■ Work to complete
Search the material for the string "tháng" and copy each line where it occurs.

>>>>>

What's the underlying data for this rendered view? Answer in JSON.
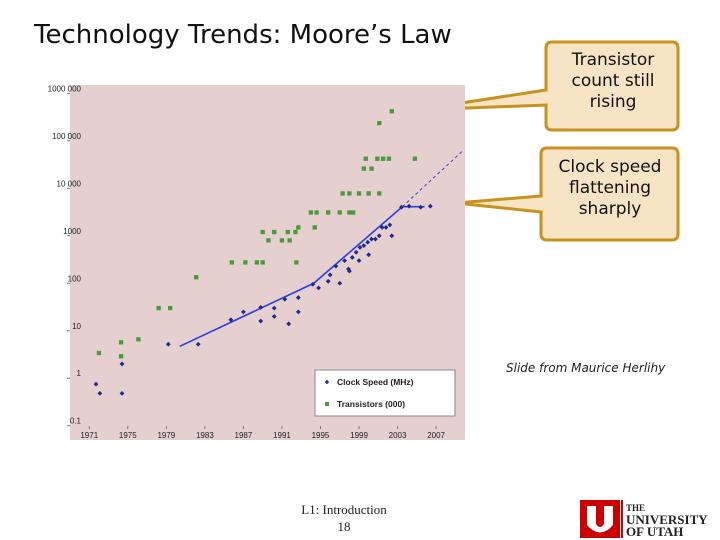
{
  "slide": {
    "title": "Technology Trends: Moore’s Law",
    "callouts": [
      "Transistor count still rising",
      "Clock speed flattening sharply"
    ],
    "credit": "Slide from Maurice Herlihy",
    "footer": {
      "course": "L1: Introduction",
      "page": "18"
    },
    "logo": [
      "THE",
      "UNIVERSITY",
      "OF UTAH"
    ]
  },
  "chart_data": {
    "type": "scatter",
    "log_y": true,
    "grid": false,
    "legend": "lower right",
    "background": "#e6cfcf",
    "xlim": [
      1969,
      2010
    ],
    "xticks": [
      1971,
      1975,
      1979,
      1983,
      1987,
      1991,
      1995,
      1999,
      2003,
      2007
    ],
    "ylim": [
      0.05,
      1500000
    ],
    "yticks": [
      0.1,
      1,
      10,
      100,
      1000,
      {
        "value": 10000,
        "label": "10 000"
      },
      {
        "value": 100000,
        "label": "100 000"
      },
      {
        "value": 1000000,
        "label": "1000 000"
      }
    ],
    "series": [
      {
        "name": "Clock Speed (MHz)",
        "color": "#1c2a8c",
        "marker": "diamond",
        "x": [
          1971.7,
          1972.1,
          1974.4,
          1974.4,
          1979.2,
          1982.3,
          1985.7,
          1987,
          1988.8,
          1988.8,
          1990.2,
          1990.2,
          1991.3,
          1991.7,
          1992.7,
          1992.7,
          1994.2,
          1994.8,
          1995.8,
          1996,
          1997,
          1998,
          1999,
          2000,
          1996.6,
          1997.5,
          1997.9,
          1998.3,
          1998.7,
          1999.1,
          1999.5,
          1999.9,
          2000.3,
          2000.7,
          2001.1,
          2001.4,
          2001.8,
          2002.2,
          2002.4,
          2003.4,
          2004.2,
          2005.4,
          2006.4
        ],
        "values": [
          0.75,
          0.48,
          0.48,
          2,
          5.2,
          5.2,
          17,
          25,
          16,
          31,
          30,
          20,
          46,
          14,
          25,
          50,
          95,
          80,
          110,
          150,
          100,
          180,
          300,
          400,
          230,
          300,
          200,
          350,
          450,
          570,
          620,
          730,
          850,
          850,
          1000,
          1500,
          1500,
          1700,
          1000,
          4000,
          4200,
          4000,
          4200
        ]
      },
      {
        "name": "Transistors (000)",
        "color": "#4a9a3a",
        "marker": "square",
        "x": [
          1972,
          1974.3,
          1974.3,
          1976.1,
          1978.2,
          1979.4,
          1982.1,
          1985.8,
          1987.2,
          1988.4,
          1989,
          1989,
          1990.2,
          1989.6,
          1991,
          1991.8,
          1991.6,
          1992.4,
          1992.5,
          1992.7,
          1994,
          1994.4,
          1994.6,
          1995.8,
          1997,
          1998,
          1998.4,
          1997.3,
          1998,
          1999,
          2000,
          2001.1,
          1999.5,
          2000.3,
          1999.7,
          2000.9,
          2001.5,
          2002.1,
          2004.8,
          2001.1,
          2002.4
        ],
        "values": [
          3.4,
          5.7,
          2.9,
          6.6,
          30,
          30,
          134,
          275,
          275,
          275,
          275,
          1200,
          1200,
          800,
          800,
          800,
          1200,
          1200,
          275,
          1500,
          3100,
          1500,
          3100,
          3100,
          3100,
          3100,
          3100,
          7800,
          7800,
          7800,
          7800,
          7800,
          26000,
          26000,
          42000,
          42000,
          42000,
          42000,
          42000,
          236000,
          420000
        ]
      }
    ],
    "lines": [
      {
        "color": "#2b3fe0",
        "dashed": false,
        "x": [
          1980.4,
          1994.3,
          2003.5,
          2005.8
        ],
        "values": [
          4.7,
          100,
          4100,
          4100
        ]
      },
      {
        "color": "#2b3fe0",
        "dashed": true,
        "x": [
          2003.5,
          2009.7
        ],
        "values": [
          4100,
          60000
        ]
      }
    ]
  }
}
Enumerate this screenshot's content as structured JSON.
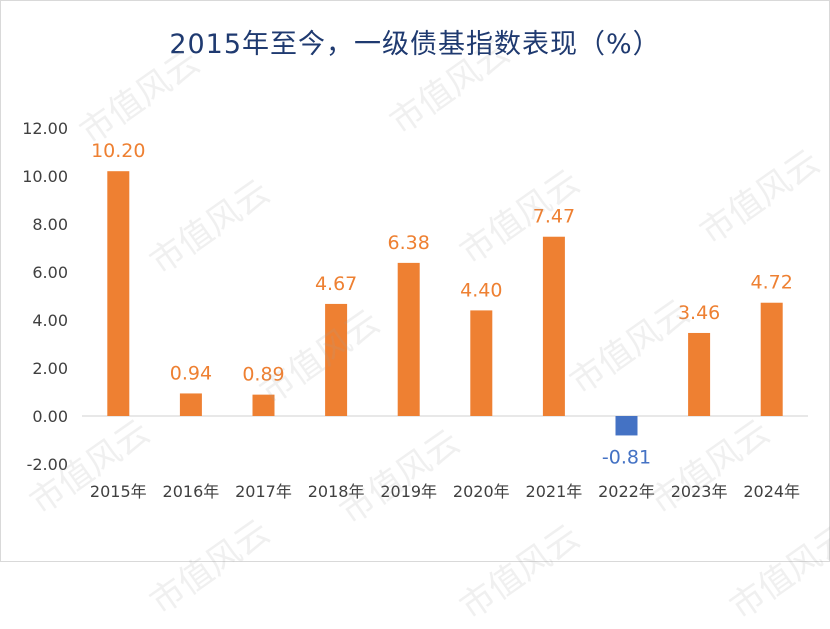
{
  "chart_data": {
    "type": "bar",
    "title": "2015年至今，一级债基指数表现（%）",
    "categories": [
      "2015年",
      "2016年",
      "2017年",
      "2018年",
      "2019年",
      "2020年",
      "2021年",
      "2022年",
      "2023年",
      "2024年"
    ],
    "values": [
      10.2,
      0.94,
      0.89,
      4.67,
      6.38,
      4.4,
      7.47,
      -0.81,
      3.46,
      4.72
    ],
    "value_labels": [
      "10.20",
      "0.94",
      "0.89",
      "4.67",
      "6.38",
      "4.40",
      "7.47",
      "-0.81",
      "3.46",
      "4.72"
    ],
    "y_ticks": [
      "12.00",
      "10.00",
      "8.00",
      "6.00",
      "4.00",
      "2.00",
      "0.00",
      "-2.00"
    ],
    "y_tick_values": [
      12,
      10,
      8,
      6,
      4,
      2,
      0,
      -2
    ],
    "ylim": [
      -2,
      12
    ],
    "grid": false,
    "colors": {
      "positive": "#ee8032",
      "negative": "#4472c4",
      "title": "#1f3a70",
      "axis_text": "#404040"
    }
  },
  "watermark": {
    "text": "市值风云"
  }
}
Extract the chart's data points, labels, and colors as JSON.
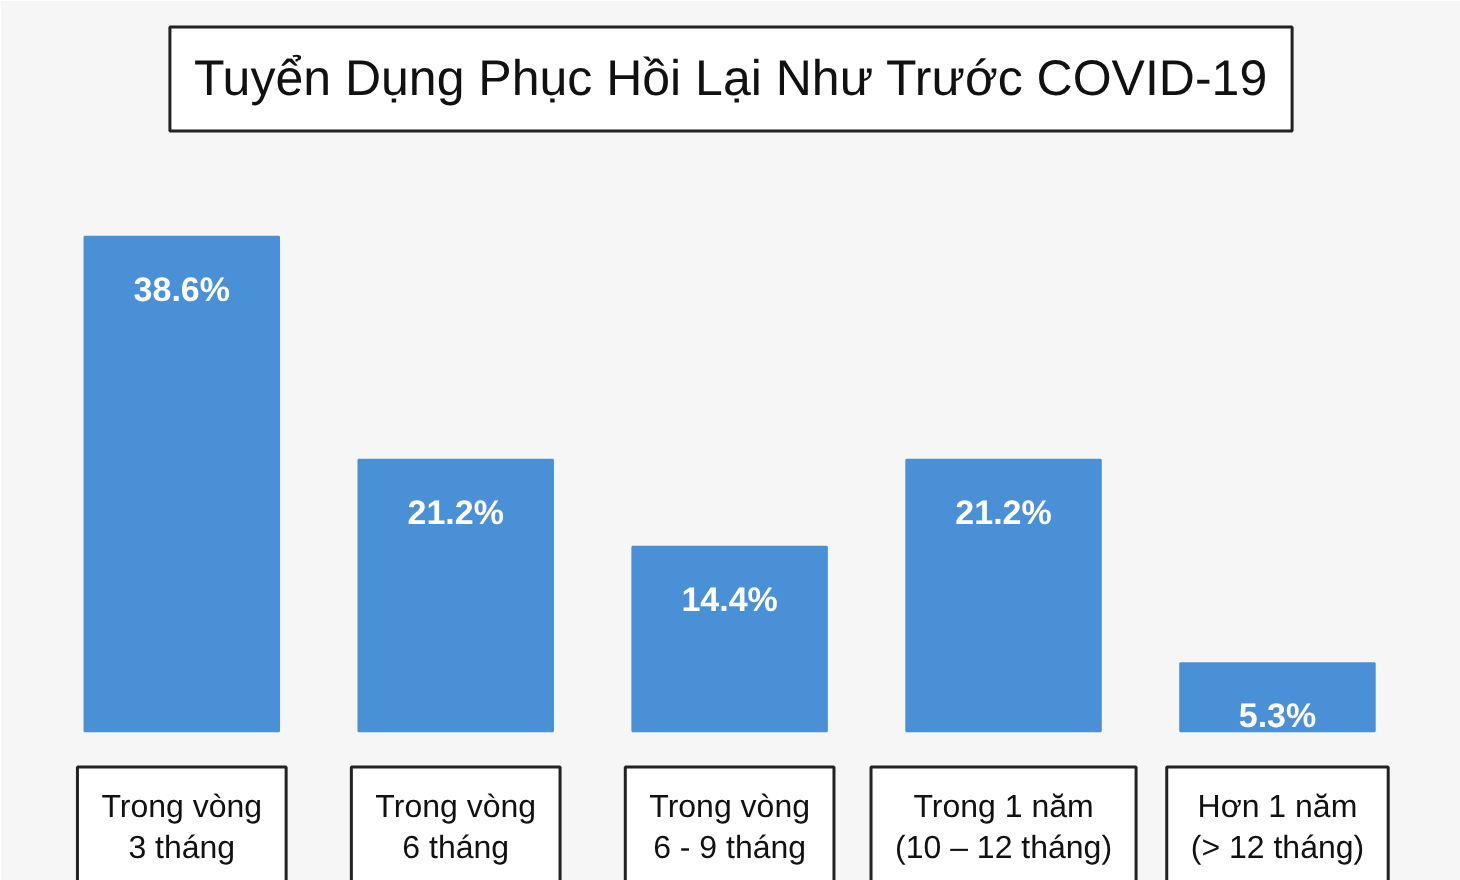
{
  "chart_data": {
    "type": "bar",
    "title": "Tuyển Dụng Phục Hồi Lại Như Trước COVID-19",
    "categories": [
      "Trong vòng\n3 tháng",
      "Trong vòng\n6 tháng",
      "Trong vòng\n6 - 9 tháng",
      "Trong 1 năm\n(10 – 12 tháng)",
      "Hơn 1 năm\n(> 12 tháng)"
    ],
    "values": [
      38.6,
      21.2,
      14.4,
      21.2,
      5.3
    ],
    "value_labels": [
      "38.6%",
      "21.2%",
      "14.4%",
      "21.2%",
      "5.3%"
    ],
    "color": "#4a90d6"
  }
}
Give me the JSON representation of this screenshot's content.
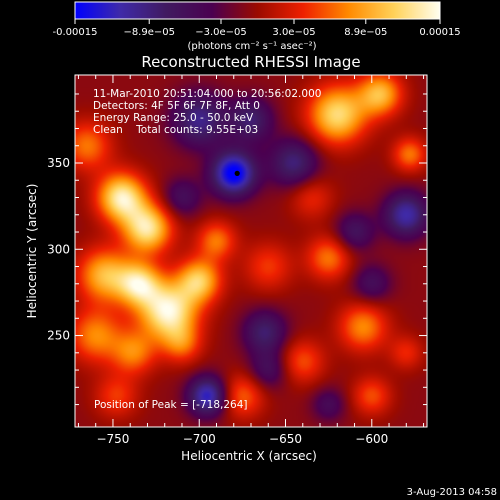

<<<<<

■ Solution to this task
      "Trong vòng\n3 tháng",
      "Trong vòng\n6 tháng",
      "Trong vòng\n6 - 9 tháng",
      "Trong 1 năm\n(10 – 12 tháng)",
      "Hơn 1 năm\n(> 12 tháng)"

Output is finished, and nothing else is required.